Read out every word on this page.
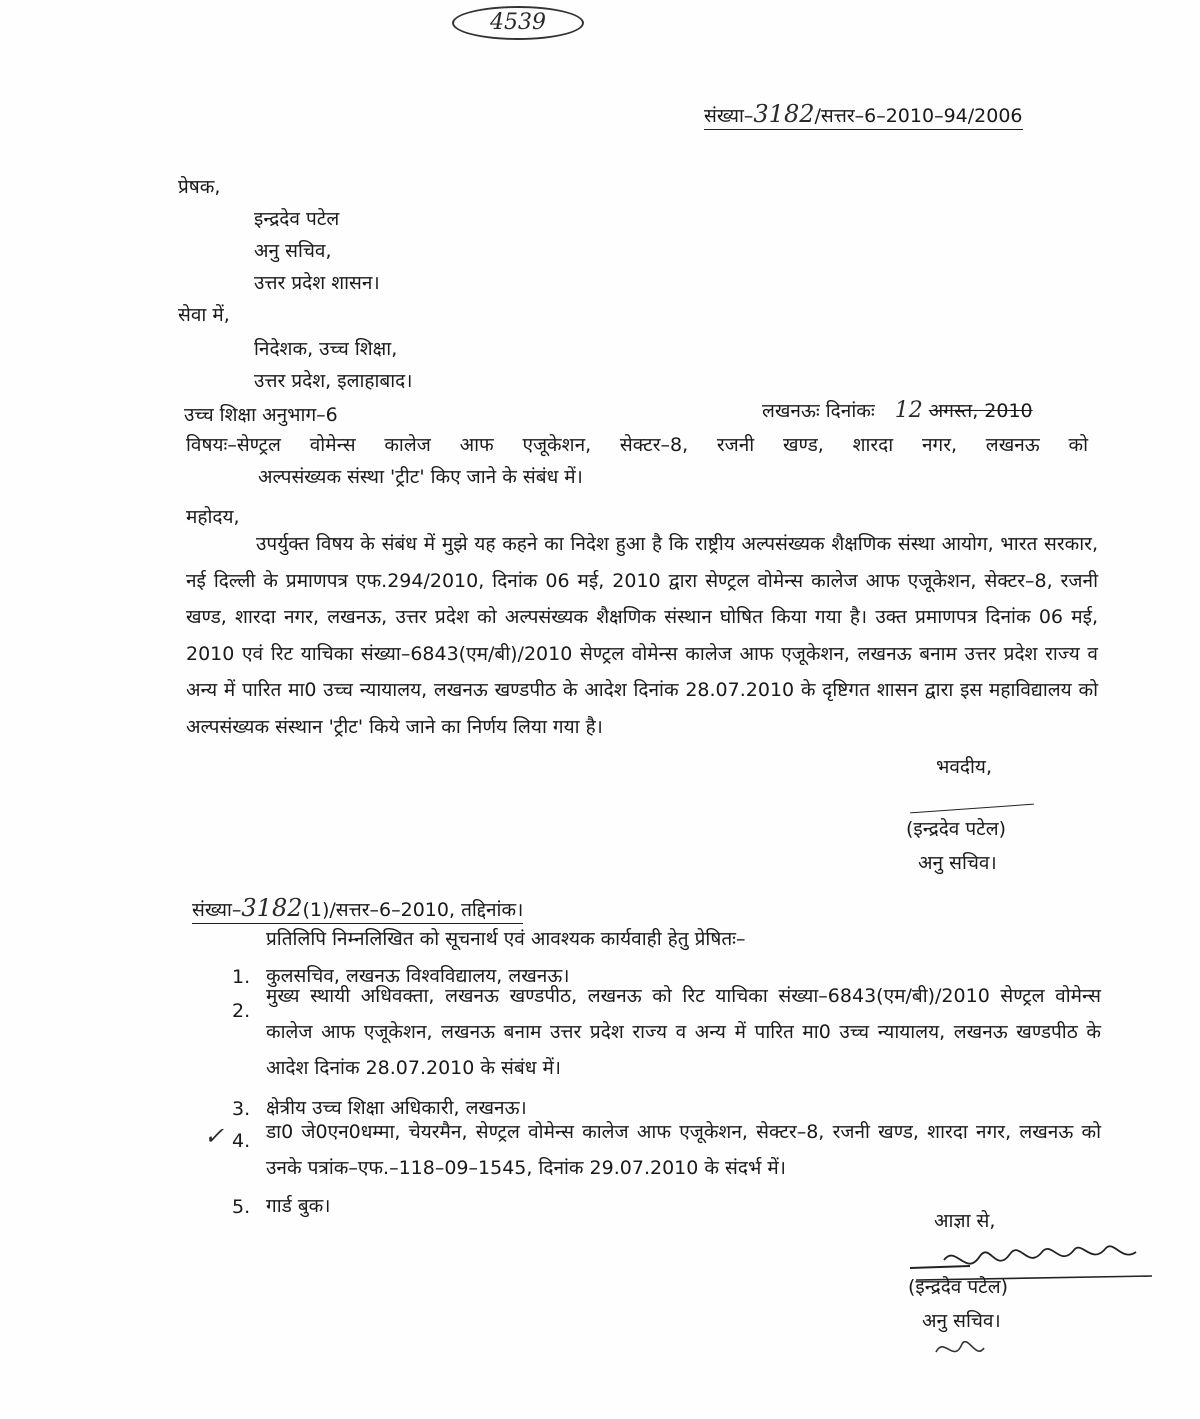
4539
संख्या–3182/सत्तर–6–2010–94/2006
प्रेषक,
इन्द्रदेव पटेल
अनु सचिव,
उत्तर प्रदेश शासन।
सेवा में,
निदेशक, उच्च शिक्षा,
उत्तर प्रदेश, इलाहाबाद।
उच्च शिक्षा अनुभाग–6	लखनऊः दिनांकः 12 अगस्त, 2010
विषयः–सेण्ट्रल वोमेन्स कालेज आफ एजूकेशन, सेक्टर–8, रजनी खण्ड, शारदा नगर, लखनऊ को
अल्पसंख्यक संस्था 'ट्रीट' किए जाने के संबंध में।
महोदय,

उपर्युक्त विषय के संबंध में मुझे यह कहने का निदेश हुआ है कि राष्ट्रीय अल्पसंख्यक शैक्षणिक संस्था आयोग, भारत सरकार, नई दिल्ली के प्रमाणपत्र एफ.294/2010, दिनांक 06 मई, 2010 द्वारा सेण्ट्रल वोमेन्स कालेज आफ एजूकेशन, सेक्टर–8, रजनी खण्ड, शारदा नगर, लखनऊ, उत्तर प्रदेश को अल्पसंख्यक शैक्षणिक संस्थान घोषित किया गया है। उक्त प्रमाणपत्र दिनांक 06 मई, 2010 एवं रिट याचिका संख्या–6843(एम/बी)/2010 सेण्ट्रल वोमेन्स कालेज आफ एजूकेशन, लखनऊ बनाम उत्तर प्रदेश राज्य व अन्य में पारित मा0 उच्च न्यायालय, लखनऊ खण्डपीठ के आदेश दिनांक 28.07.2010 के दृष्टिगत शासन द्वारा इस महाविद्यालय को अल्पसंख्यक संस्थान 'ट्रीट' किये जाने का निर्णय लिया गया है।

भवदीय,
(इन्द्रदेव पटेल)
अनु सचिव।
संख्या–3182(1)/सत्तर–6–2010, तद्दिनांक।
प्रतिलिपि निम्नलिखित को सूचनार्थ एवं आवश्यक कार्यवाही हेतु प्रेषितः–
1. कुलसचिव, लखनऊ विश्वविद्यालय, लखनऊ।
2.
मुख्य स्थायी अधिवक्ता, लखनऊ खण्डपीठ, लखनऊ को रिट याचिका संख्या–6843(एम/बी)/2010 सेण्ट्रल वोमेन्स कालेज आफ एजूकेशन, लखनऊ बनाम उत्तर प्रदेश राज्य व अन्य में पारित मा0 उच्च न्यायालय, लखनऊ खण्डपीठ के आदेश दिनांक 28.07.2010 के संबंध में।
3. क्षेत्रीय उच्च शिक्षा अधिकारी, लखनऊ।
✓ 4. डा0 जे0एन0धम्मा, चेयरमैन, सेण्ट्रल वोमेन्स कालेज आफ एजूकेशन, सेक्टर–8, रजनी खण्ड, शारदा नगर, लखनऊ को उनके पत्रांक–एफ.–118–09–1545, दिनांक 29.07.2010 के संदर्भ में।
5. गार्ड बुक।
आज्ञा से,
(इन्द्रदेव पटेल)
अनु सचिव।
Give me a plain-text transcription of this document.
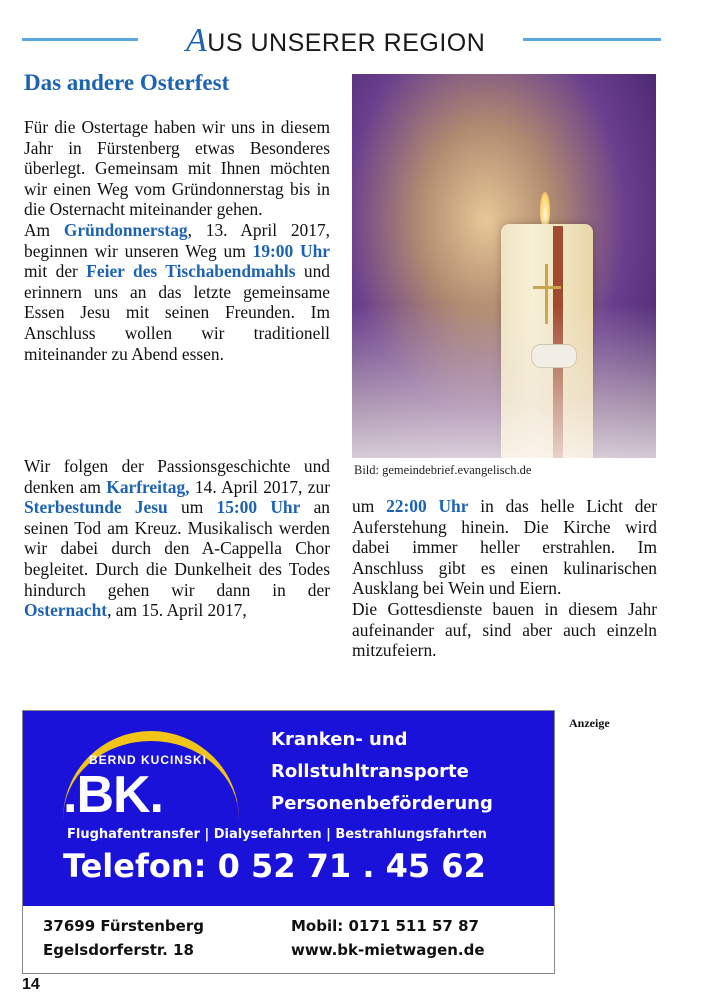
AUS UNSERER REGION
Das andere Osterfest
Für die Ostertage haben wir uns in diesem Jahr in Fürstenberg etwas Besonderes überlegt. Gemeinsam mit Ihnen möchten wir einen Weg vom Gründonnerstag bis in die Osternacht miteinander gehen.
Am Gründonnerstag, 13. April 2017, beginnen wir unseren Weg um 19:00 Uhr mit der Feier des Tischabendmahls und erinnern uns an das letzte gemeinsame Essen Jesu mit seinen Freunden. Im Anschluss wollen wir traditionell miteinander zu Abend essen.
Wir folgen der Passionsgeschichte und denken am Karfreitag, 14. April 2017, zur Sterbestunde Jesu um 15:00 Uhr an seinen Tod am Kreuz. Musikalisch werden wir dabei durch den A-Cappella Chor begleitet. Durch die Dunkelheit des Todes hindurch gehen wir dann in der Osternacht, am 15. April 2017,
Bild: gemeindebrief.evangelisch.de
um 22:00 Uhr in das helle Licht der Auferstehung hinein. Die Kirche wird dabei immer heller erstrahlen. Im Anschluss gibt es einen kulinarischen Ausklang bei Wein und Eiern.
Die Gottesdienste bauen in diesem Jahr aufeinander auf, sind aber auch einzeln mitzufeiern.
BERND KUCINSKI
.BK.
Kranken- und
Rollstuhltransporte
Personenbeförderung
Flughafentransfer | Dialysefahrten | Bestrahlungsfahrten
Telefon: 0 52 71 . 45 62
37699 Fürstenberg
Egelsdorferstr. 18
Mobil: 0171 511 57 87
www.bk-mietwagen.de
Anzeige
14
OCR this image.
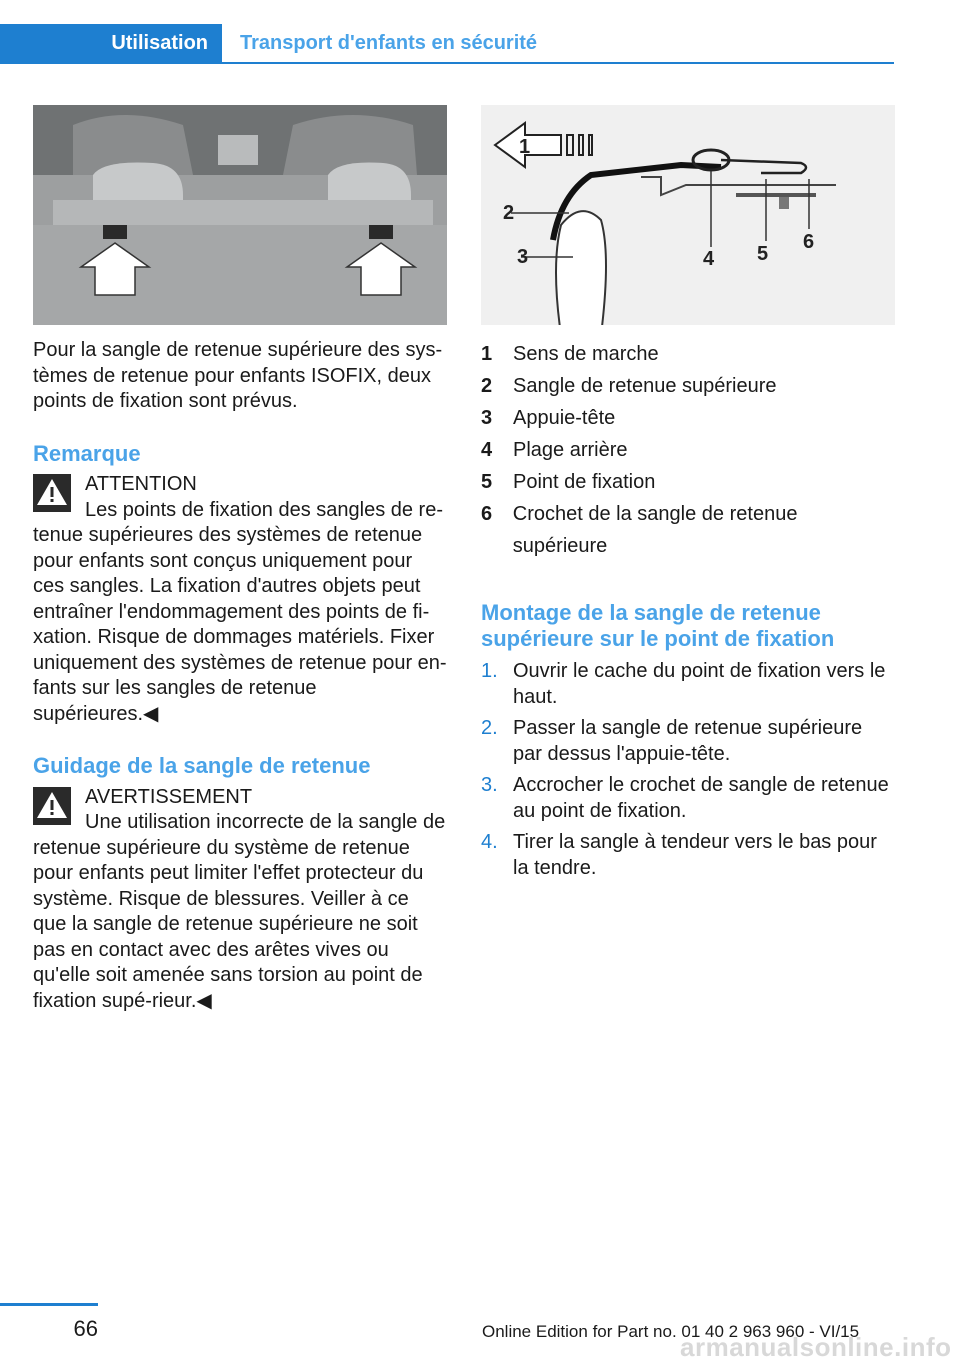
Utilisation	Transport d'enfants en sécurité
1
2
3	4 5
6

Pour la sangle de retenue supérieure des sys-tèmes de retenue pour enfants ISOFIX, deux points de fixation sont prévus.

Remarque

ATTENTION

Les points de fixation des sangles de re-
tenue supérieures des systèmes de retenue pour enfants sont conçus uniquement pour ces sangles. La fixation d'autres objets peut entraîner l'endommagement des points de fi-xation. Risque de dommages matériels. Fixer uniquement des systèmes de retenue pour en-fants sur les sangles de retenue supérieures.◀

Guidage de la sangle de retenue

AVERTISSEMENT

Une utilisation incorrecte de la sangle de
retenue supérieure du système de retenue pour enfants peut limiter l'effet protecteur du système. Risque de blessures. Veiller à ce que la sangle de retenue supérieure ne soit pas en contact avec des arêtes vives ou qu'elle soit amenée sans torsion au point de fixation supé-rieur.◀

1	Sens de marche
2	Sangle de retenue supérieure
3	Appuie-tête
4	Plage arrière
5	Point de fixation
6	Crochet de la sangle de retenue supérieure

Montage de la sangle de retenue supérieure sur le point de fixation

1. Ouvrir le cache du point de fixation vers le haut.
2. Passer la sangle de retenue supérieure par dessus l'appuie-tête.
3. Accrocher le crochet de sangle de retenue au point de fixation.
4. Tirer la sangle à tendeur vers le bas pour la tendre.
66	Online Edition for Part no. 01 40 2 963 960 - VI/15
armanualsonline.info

......

SET PROBLEM: Count each line of the entries that holds the word "tête", then state the total and nothing more.

COMPLETED EXERCISE: 2